-- Directions --
Without the pictures, return all of the material exactly as written.

[A run of records]
______
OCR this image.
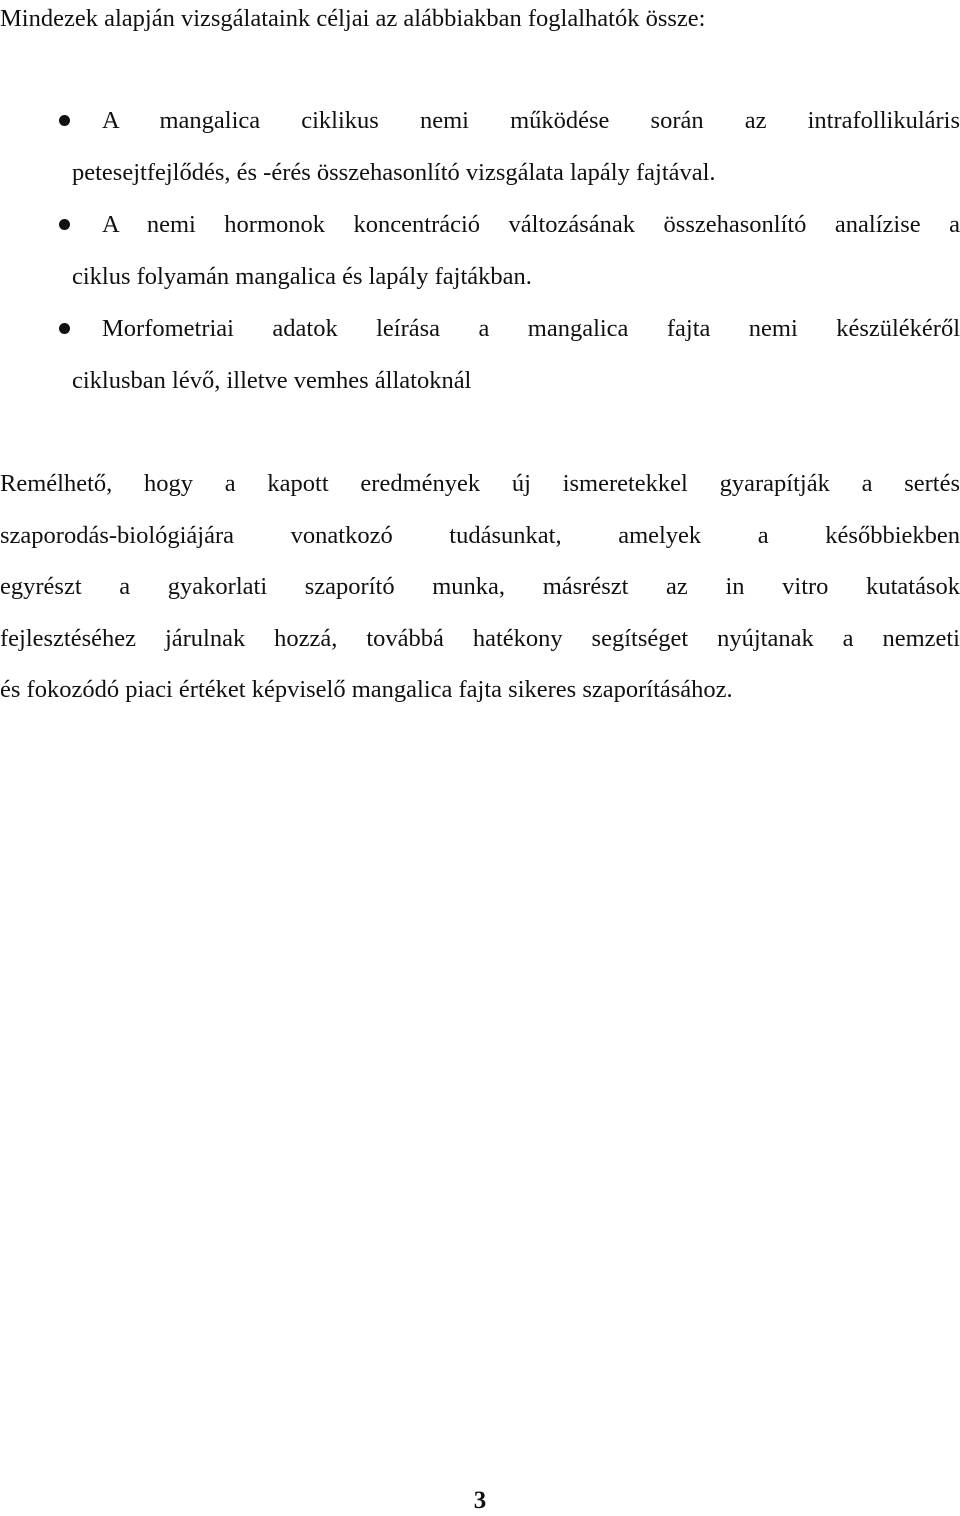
Mindezek alapján vizsgálataink céljai az alábbiakban foglalhatók össze:
A mangalica ciklikus nemi működése során az intrafollikuláris
petesejtfejlődés, és -érés összehasonlító vizsgálata lapály fajtával.
A nemi hormonok koncentráció változásának összehasonlító analízise a
ciklus folyamán mangalica és lapály fajtákban.
Morfometriai adatok leírása a mangalica fajta nemi készülékéről
ciklusban lévő, illetve vemhes állatoknál
Remélhető, hogy a kapott eredmények új ismeretekkel gyarapítják a sertés
szaporodás-biológiájára vonatkozó tudásunkat, amelyek a későbbiekben
egyrészt a gyakorlati szaporító munka, másrészt az in vitro kutatások
fejlesztéséhez járulnak hozzá, továbbá hatékony segítséget nyújtanak a nemzeti
és fokozódó piaci értéket képviselő mangalica fajta sikeres szaporításához.
3
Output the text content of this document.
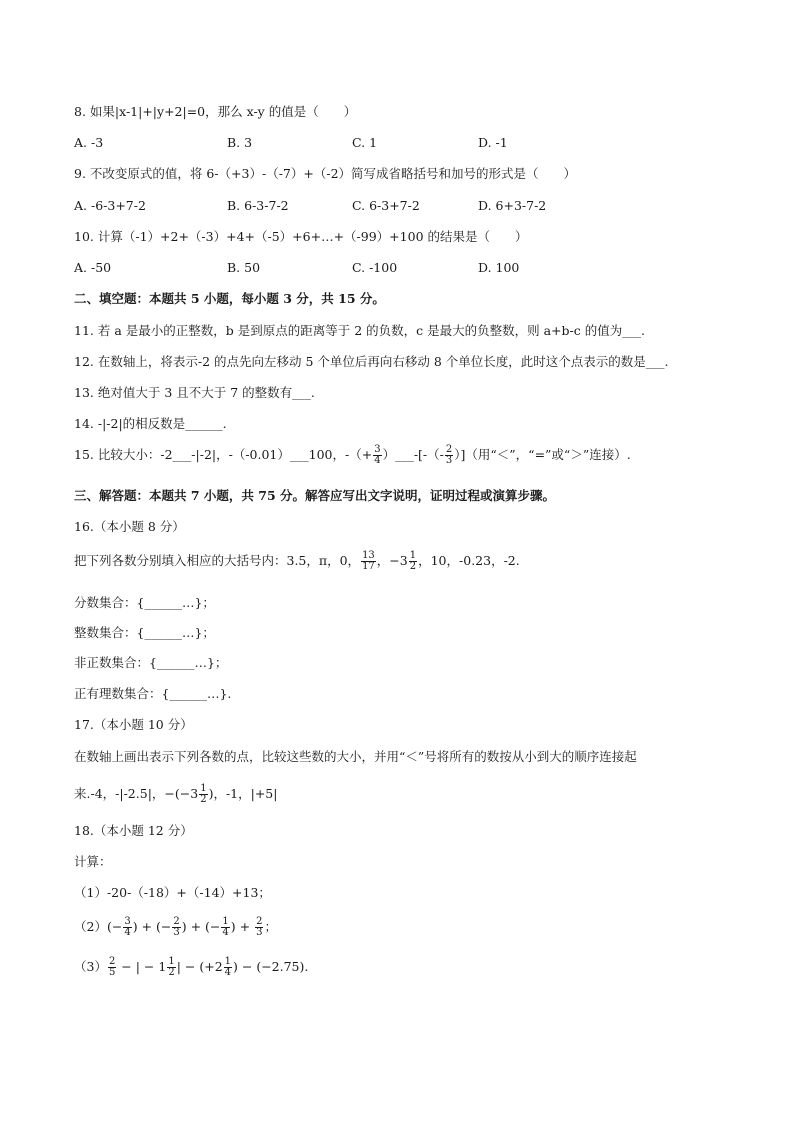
8. 如果|x-1|+|y+2|=0，那么 x-y 的值是（　　）
A. -3	B. 3	C. 1	D. -1
9. 不改变原式的值，将 6-（+3）-（-7）+（-2）简写成省略括号和加号的形式是（　　）
A. -6-3+7-2	B. 6-3-7-2	C. 6-3+7-2	D. 6+3-7-2
10. 计算（-1）+2+（-3）+4+（-5）+6+…+（-99）+100 的结果是（　　）
A. -50	B. 50	C. -100	D. 100
二、填空题：本题共 5 小题，每小题 3 分，共 15 分。
11. 若 a 是最小的正整数，b 是到原点的距离等于 2 的负数，c 是最大的负整数，则 a+b-c 的值为___.
12. 在数轴上，将表示-2 的点先向左移动 5 个单位后再向右移动 8 个单位长度，此时这个点表示的数是___.
13. 绝对值大于 3 且不大于 7 的整数有___.
14. -|-2|的相反数是______.
15. 比较大小：-2___-|-2|，-（-0.01）___100，-（+ $\frac{3}{4}$ ）___-[-（- $\frac{2}{3}$ ）]（用“＜”，“=”或“＞”连接）.
三、解答题：本题共 7 小题，共 75 分。解答应写出文字说明，证明过程或演算步骤。
16.（本小题 8 分）
把下列各数分别填入相应的大括号内：3.5，π，0， $\frac{13}{17}$ ，$-3 \frac{1}{2}$ ，10，-0.23，-2.
分数集合：{______…}；
整数集合：{______…}；
非正数集合：{______…}；
正有理数集合：{______…}.
17.（本小题 10 分）
在数轴上画出表示下列各数的点，比较这些数的大小，并用“＜”号将所有的数按从小到大的顺序连接起
来.-4，-|-2.5|，$-(-3 \frac{1}{2}$ )，-1，|+5|
18.（本小题 12 分）
计算：
（1）-20-（-18）+（-14）+13；
$(2)(- \frac{3}{4}$ ) + (− $\frac{2}{3}$ ) + (− $\frac{1}{4}$ ) + $\frac{2}{3}$ ；
$(3) \frac{2}{5}$ − | − $1 \frac{1}{2}$ | − ($+2 \frac{1}{4}$ ) − (−2.75).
______
-- Problem solution --
OCR this image.
Mindezek alapján vizsgálataink céljai az alábbiakban foglalhatók össze:
A mangalica ciklikus nemi működése során az intrafollikuláris
petesejtfejlődés, és -érés összehasonlító vizsgálata lapály fajtával.
A nemi hormonok koncentráció változásának összehasonlító analízise a
ciklus folyamán mangalica és lapály fajtákban.
Morfometriai adatok leírása a mangalica fajta nemi készülékéről
ciklusban lévő, illetve vemhes állatoknál
Remélhető, hogy a kapott eredmények új ismeretekkel gyarapítják a sertés
szaporodás-biológiájára vonatkozó tudásunkat, amelyek a későbbiekben
egyrészt a gyakorlati szaporító munka, másrészt az in vitro kutatások
fejlesztéséhez járulnak hozzá, továbbá hatékony segítséget nyújtanak a nemzeti
és fokozódó piaci értéket képviselő mangalica fajta sikeres szaporításához.
3
Output the text content of this document.
8. 如果|x-1|+|y+2|=0，那么 x-y 的值是（　　）
A. -3	B. 3	C. 1	D. -1
9. 不改变原式的值，将 6-（+3）-（-7）+（-2）简写成省略括号和加号的形式是（　　）
A. -6-3+7-2	B. 6-3-7-2	C. 6-3+7-2	D. 6+3-7-2
10. 计算（-1）+2+（-3）+4+（-5）+6+…+（-99）+100 的结果是（　　）
A. -50	B. 50	C. -100	D. 100
二、填空题：本题共 5 小题，每小题 3 分，共 15 分。
11. 若 a 是最小的正整数，b 是到原点的距离等于 2 的负数，c 是最大的负整数，则 a+b-c 的值为___.
12. 在数轴上，将表示-2 的点先向左移动 5 个单位后再向右移动 8 个单位长度，此时这个点表示的数是___.
13. 绝对值大于 3 且不大于 7 的整数有___.
14. -|-2|的相反数是______.
15. 比较大小：-2___-|-2|，-（-0.01）___100，-（+ $\frac{3}{4}$ ）___-[-（- $\frac{2}{3}$ ）]（用“＜”，“=”或“＞”连接）.
三、解答题：本题共 7 小题，共 75 分。解答应写出文字说明，证明过程或演算步骤。
16.（本小题 8 分）
把下列各数分别填入相应的大括号内：3.5，π，0， $\frac{13}{17}$ ，$-3 \frac{1}{2}$ ，10，-0.23，-2.
分数集合：{______…}；
整数集合：{______…}；
非正数集合：{______…}；
正有理数集合：{______…}.
17.（本小题 10 分）
在数轴上画出表示下列各数的点，比较这些数的大小，并用“＜”号将所有的数按从小到大的顺序连接起
来.-4，-|-2.5|，$-(-3 \frac{1}{2}$ )，-1，|+5|
18.（本小题 12 分）
计算：
（1）-20-（-18）+（-14）+13；
$(2)(- \frac{3}{4}$ ) + (− $\frac{2}{3}$ ) + (− $\frac{1}{4}$ ) + $\frac{2}{3}$ ；
$(3) \frac{2}{5}$ − | − $1 \frac{1}{2}$ | − ($+2 \frac{1}{4}$ ) − (−2.75).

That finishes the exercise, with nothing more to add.